### GIVEN PROBLEM
Repeat the listing in full. Nothing may be added or left out.

### SUPPLIED RECORDS
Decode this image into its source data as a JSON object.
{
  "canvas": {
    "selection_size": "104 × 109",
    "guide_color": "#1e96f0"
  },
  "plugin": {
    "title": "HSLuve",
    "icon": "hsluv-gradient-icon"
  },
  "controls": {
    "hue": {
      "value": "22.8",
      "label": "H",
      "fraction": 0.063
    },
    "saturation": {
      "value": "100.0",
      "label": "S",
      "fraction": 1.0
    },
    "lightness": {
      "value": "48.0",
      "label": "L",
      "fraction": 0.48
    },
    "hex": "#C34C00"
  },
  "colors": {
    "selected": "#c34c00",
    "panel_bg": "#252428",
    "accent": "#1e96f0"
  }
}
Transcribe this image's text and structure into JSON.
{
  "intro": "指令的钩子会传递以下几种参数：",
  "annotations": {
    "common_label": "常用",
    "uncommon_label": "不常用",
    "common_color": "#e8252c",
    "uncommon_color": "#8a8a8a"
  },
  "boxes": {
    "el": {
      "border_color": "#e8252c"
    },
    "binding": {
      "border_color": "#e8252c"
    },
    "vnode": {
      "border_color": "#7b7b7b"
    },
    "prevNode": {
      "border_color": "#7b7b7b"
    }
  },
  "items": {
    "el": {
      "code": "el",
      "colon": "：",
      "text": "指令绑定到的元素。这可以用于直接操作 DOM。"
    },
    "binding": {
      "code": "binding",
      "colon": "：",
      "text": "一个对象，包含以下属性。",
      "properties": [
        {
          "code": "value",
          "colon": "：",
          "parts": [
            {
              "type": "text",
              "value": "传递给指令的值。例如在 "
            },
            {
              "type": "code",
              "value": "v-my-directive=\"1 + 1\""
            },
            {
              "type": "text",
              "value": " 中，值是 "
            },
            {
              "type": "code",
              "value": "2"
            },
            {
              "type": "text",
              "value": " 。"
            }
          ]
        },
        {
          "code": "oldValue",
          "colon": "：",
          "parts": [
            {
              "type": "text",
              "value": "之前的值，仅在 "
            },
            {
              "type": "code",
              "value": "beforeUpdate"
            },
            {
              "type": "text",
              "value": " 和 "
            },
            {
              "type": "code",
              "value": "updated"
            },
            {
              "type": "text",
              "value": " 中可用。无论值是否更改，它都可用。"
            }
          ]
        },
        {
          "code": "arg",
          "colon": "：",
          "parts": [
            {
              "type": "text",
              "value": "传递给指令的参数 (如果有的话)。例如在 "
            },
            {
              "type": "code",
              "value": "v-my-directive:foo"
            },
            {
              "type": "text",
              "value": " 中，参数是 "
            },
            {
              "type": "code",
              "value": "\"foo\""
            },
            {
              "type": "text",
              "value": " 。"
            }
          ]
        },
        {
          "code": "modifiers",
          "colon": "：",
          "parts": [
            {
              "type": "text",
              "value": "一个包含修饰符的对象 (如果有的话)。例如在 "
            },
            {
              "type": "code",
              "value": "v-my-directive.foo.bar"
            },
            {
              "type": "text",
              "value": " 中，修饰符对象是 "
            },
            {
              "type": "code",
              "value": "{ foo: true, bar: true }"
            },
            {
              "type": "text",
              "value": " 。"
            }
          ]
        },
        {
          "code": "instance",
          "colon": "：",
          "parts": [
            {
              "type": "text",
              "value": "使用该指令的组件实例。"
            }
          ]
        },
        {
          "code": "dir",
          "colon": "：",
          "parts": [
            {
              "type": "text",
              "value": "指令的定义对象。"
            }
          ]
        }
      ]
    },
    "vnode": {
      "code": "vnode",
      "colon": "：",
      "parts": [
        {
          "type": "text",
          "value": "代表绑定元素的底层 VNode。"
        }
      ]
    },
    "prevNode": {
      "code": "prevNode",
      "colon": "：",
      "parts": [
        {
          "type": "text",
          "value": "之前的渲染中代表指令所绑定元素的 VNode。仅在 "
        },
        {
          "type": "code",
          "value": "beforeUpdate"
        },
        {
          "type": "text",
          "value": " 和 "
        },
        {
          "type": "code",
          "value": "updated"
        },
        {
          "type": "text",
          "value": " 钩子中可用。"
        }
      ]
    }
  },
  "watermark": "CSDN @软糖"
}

### SOLUTION TO THIS EXERCISE
Decode this image into its source data as a JSON object.
{
  "canvas": {
    "selection_size": "104 × 109",
    "guide_color": "#1e96f0"
  },
  "plugin": {
    "title": "HSLuve",
    "icon": "hsluv-gradient-icon"
  },
  "controls": {
    "hue": {
      "value": "22.8",
      "label": "H",
      "fraction": 0.063
    },
    "saturation": {
      "value": "100.0",
      "label": "S",
      "fraction": 1.0
    },
    "lightness": {
      "value": "48.0",
      "label": "L",
      "fraction": 0.48
    },
    "hex": "#C34C00"
  },
  "colors": {
    "selected": "#c34c00",
    "panel_bg": "#252428",
    "accent": "#1e96f0"
  }
}
Transcribe this image's text and structure into JSON.
{
  "intro": "指令的钩子会传递以下几种参数：",
  "annotations": {
    "common_label": "常用",
    "uncommon_label": "不常用",
    "common_color": "#e8252c",
    "uncommon_color": "#8a8a8a"
  },
  "boxes": {
    "el": {
      "border_color": "#e8252c"
    },
    "binding": {
      "border_color": "#e8252c"
    },
    "vnode": {
      "border_color": "#7b7b7b"
    },
    "prevNode": {
      "border_color": "#7b7b7b"
    }
  },
  "items": {
    "el": {
      "code": "el",
      "colon": "：",
      "text": "指令绑定到的元素。这可以用于直接操作 DOM。"
    },
    "binding": {
      "code": "binding",
      "colon": "：",
      "text": "一个对象，包含以下属性。",
      "properties": [
        {
          "code": "value",
          "colon": "：",
          "parts": [
            {
              "type": "text",
              "value": "传递给指令的值。例如在 "
            },
            {
              "type": "code",
              "value": "v-my-directive=\"1 + 1\""
            },
            {
              "type": "text",
              "value": " 中，值是 "
            },
            {
              "type": "code",
              "value": "2"
            },
            {
              "type": "text",
              "value": " 。"
            }
          ]
        },
        {
          "code": "oldValue",
          "colon": "：",
          "parts": [
            {
              "type": "text",
              "value": "之前的值，仅在 "
            },
            {
              "type": "code",
              "value": "beforeUpdate"
            },
            {
              "type": "text",
              "value": " 和 "
            },
            {
              "type": "code",
              "value": "updated"
            },
            {
              "type": "text",
              "value": " 中可用。无论值是否更改，它都可用。"
            }
          ]
        },
        {
          "code": "arg",
          "colon": "：",
          "parts": [
            {
              "type": "text",
              "value": "传递给指令的参数 (如果有的话)。例如在 "
            },
            {
              "type": "code",
              "value": "v-my-directive:foo"
            },
            {
              "type": "text",
              "value": " 中，参数是 "
            },
            {
              "type": "code",
              "value": "\"foo\""
            },
            {
              "type": "text",
              "value": " 。"
            }
          ]
        },
        {
          "code": "modifiers",
          "colon": "：",
          "parts": [
            {
              "type": "text",
              "value": "一个包含修饰符的对象 (如果有的话)。例如在 "
            },
            {
              "type": "code",
              "value": "v-my-directive.foo.bar"
            },
            {
              "type": "text",
              "value": " 中，修饰符对象是 "
            },
            {
              "type": "code",
              "value": "{ foo: true, bar: true }"
            },
            {
              "type": "text",
              "value": " 。"
            }
          ]
        },
        {
          "code": "instance",
          "colon": "：",
          "parts": [
            {
              "type": "text",
              "value": "使用该指令的组件实例。"
            }
          ]
        },
        {
          "code": "dir",
          "colon": "：",
          "parts": [
            {
              "type": "text",
              "value": "指令的定义对象。"
            }
          ]
        }
      ]
    },
    "vnode": {
      "code": "vnode",
      "colon": "：",
      "parts": [
        {
          "type": "text",
          "value": "代表绑定元素的底层 VNode。"
        }
      ]
    },
    "prevNode": {
      "code": "prevNode",
      "colon": "：",
      "parts": [
        {
          "type": "text",
          "value": "之前的渲染中代表指令所绑定元素的 VNode。仅在 "
        },
        {
          "type": "code",
          "value": "beforeUpdate"
        },
        {
          "type": "text",
          "value": " 和 "
        },
        {
          "type": "code",
          "value": "updated"
        },
        {
          "type": "text",
          "value": " 钩子中可用。"
        }
      ]
    }
  },
  "watermark": "CSDN @软糖"
}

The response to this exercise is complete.